[Dataset items]
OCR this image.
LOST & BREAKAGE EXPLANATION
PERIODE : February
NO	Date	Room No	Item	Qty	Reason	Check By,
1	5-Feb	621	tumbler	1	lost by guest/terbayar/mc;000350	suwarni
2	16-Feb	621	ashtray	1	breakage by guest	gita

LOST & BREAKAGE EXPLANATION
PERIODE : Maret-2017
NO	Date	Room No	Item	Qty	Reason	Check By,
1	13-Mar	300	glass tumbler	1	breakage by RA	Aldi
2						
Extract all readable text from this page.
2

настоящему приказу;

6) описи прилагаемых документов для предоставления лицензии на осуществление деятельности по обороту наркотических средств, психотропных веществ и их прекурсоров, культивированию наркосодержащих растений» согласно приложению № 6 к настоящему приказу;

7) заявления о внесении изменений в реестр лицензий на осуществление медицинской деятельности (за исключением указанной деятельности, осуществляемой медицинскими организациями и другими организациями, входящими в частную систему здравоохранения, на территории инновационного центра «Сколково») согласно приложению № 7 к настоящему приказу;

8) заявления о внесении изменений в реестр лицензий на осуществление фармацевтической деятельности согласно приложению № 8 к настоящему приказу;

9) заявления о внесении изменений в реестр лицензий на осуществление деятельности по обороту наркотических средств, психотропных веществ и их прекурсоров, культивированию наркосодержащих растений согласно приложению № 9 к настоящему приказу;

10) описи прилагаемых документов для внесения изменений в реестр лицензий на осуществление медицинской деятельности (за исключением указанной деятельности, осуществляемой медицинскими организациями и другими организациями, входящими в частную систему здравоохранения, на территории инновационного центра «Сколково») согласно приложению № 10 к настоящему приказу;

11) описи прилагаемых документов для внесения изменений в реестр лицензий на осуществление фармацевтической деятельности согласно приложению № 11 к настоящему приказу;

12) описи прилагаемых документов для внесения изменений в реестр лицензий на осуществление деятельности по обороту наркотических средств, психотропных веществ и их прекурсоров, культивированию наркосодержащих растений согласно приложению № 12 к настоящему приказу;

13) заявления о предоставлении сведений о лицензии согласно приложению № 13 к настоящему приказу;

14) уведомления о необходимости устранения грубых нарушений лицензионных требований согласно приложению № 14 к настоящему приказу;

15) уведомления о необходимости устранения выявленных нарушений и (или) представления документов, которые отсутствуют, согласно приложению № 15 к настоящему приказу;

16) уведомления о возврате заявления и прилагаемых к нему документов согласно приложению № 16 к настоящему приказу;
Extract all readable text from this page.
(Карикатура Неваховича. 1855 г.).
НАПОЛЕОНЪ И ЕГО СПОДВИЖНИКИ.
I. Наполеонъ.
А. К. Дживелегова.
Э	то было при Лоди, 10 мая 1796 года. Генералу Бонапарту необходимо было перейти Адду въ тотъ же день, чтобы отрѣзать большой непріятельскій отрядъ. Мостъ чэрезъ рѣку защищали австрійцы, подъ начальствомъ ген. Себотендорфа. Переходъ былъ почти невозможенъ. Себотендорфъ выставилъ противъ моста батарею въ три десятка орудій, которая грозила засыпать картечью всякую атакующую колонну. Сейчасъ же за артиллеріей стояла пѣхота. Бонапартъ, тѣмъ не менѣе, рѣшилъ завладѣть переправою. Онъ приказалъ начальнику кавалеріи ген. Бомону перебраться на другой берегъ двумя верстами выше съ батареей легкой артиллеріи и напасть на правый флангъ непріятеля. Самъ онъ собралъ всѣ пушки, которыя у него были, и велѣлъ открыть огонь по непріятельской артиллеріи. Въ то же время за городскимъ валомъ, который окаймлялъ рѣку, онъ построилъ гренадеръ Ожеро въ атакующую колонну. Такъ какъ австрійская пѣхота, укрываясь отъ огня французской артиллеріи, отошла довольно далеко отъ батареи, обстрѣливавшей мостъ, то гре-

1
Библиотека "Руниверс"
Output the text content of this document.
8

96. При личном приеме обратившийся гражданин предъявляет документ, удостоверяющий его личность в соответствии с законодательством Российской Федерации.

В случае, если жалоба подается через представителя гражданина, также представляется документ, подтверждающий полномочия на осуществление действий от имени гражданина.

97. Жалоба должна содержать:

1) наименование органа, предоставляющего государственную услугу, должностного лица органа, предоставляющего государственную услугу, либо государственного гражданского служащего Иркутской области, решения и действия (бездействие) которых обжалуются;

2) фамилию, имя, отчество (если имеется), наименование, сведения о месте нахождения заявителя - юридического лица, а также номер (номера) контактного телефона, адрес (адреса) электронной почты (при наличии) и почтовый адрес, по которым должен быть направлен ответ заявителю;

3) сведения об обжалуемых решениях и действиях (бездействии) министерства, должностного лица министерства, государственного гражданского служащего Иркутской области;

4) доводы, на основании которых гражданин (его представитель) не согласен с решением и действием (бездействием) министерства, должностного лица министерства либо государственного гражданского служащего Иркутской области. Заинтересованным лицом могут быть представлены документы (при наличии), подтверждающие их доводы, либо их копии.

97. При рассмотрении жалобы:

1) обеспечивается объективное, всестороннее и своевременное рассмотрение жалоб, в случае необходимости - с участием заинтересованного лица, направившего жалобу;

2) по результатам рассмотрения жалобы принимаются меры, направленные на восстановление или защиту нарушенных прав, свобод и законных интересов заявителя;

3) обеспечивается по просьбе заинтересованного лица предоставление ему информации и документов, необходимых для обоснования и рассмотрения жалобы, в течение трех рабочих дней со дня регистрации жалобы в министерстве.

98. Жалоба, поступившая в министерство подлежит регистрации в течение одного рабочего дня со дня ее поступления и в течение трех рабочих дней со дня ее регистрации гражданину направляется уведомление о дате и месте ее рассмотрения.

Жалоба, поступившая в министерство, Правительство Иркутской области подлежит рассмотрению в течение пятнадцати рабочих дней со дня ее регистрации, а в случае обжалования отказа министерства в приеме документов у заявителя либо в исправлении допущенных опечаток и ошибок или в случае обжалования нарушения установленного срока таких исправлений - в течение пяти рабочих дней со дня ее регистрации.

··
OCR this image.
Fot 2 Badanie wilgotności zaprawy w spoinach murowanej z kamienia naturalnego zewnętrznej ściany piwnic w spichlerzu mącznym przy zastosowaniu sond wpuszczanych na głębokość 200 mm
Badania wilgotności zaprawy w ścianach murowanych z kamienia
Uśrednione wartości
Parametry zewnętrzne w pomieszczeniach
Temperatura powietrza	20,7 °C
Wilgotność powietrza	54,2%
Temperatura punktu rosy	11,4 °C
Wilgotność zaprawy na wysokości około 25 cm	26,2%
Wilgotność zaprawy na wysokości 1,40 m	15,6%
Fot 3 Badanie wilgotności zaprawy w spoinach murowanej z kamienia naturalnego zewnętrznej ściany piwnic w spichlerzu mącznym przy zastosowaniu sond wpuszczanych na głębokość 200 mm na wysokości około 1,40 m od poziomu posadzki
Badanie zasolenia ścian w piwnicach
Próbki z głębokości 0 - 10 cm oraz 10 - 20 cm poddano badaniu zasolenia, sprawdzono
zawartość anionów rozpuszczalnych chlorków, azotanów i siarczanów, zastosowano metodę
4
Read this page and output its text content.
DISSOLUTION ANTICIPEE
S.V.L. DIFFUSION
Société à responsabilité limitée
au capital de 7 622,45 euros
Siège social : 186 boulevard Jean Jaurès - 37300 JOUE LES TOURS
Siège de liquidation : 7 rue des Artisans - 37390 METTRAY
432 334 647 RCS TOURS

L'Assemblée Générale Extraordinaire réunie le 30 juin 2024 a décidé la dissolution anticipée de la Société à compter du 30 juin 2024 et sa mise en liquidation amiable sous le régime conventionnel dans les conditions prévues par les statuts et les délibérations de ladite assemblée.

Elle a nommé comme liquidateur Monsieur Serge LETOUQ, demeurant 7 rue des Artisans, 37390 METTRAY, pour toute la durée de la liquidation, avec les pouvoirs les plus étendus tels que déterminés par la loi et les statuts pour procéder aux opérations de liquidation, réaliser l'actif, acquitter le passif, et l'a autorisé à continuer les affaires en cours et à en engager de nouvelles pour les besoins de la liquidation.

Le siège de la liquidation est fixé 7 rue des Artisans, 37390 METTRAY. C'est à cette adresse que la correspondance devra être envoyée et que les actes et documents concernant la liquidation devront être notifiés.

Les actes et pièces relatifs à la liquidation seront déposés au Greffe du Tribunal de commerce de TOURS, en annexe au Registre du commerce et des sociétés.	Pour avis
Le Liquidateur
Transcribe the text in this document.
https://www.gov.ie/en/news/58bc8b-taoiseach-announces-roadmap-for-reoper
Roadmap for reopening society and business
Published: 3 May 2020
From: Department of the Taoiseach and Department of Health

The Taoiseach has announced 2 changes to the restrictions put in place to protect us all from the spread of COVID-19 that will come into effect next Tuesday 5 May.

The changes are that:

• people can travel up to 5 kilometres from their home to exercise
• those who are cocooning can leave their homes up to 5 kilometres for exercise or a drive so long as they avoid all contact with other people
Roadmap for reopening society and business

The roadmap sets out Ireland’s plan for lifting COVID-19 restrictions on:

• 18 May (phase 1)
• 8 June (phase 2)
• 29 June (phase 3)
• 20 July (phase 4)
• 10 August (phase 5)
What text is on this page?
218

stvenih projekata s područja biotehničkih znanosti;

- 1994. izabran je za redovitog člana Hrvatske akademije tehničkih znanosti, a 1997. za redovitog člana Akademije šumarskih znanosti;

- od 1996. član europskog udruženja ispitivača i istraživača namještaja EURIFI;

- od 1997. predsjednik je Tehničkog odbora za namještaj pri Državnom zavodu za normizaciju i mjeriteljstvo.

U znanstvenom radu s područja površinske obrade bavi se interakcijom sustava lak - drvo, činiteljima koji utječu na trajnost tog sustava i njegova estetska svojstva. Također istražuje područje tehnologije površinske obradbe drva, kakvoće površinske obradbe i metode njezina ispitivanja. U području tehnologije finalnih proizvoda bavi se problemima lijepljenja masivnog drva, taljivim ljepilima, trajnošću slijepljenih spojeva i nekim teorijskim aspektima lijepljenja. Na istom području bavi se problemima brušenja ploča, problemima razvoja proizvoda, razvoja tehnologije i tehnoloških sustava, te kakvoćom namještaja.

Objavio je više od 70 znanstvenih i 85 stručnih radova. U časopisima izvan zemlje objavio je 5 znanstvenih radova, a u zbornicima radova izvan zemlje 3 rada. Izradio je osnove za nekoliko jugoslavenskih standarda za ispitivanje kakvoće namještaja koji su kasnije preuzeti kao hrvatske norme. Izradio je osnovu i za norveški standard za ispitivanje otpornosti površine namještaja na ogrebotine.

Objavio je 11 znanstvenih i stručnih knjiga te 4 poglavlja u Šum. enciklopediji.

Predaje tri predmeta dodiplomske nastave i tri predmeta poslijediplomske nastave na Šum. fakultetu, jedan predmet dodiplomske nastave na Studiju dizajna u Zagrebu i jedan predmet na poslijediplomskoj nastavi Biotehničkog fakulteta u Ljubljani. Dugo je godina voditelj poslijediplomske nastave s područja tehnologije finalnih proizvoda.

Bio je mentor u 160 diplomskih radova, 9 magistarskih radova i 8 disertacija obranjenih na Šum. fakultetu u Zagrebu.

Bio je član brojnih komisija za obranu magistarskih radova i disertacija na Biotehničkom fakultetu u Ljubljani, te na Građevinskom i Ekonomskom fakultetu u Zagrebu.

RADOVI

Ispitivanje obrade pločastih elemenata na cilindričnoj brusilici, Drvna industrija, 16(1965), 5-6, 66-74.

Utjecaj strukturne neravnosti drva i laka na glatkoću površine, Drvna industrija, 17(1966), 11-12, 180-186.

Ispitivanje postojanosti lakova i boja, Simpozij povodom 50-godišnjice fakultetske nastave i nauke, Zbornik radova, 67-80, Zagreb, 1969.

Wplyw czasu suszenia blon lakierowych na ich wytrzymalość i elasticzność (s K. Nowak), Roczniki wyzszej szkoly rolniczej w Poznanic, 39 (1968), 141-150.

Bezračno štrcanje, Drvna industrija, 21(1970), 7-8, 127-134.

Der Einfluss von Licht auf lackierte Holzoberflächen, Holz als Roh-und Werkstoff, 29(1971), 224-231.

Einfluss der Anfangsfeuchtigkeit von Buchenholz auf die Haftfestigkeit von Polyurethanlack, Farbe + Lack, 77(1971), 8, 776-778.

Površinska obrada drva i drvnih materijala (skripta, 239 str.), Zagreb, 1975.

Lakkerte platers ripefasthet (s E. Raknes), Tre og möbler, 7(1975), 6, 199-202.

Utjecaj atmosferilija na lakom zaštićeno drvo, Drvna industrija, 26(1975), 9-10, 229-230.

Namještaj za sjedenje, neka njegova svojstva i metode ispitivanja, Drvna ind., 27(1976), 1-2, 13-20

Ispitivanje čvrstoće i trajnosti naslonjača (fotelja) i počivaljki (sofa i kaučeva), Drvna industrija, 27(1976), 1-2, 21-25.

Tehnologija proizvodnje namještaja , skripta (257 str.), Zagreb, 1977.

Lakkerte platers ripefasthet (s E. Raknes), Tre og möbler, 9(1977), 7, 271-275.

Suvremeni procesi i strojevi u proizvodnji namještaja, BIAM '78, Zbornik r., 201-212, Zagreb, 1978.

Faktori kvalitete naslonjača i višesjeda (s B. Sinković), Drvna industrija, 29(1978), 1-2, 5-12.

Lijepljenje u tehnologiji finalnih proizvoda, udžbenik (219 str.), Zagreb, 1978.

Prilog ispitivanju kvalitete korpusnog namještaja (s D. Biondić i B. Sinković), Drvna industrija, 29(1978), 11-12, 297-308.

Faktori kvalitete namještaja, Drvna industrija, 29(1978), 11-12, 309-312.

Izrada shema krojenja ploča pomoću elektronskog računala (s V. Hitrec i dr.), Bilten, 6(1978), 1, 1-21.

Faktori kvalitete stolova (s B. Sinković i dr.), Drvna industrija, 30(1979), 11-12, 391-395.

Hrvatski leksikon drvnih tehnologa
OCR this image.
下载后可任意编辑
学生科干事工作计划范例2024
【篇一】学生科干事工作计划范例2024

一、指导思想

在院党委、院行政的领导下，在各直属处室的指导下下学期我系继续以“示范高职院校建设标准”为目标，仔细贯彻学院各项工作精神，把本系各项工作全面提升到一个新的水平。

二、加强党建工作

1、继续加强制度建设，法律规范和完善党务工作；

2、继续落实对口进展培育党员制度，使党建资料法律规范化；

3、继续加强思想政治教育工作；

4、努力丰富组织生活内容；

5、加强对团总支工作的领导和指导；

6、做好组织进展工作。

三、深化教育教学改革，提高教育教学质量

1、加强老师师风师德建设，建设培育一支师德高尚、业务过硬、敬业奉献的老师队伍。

## The problem
Reproduce every line of the listing above in which the string "głębokość" appears.

## Output of the exercise
Fot 2 Badanie wilgotności zaprawy w spoinach murowanej z kamienia naturalnego zewnętrznej ściany piwnic w spichlerzu mącznym przy zastosowaniu sond wpuszczanych na głębokość 200 mm
Fot 3 Badanie wilgotności zaprawy w spoinach murowanej z kamienia naturalnego zewnętrznej ściany piwnic w spichlerzu mącznym przy zastosowaniu sond wpuszczanych na głębokość 200 mm na wysokości około 1,40 m od poziomu posadzki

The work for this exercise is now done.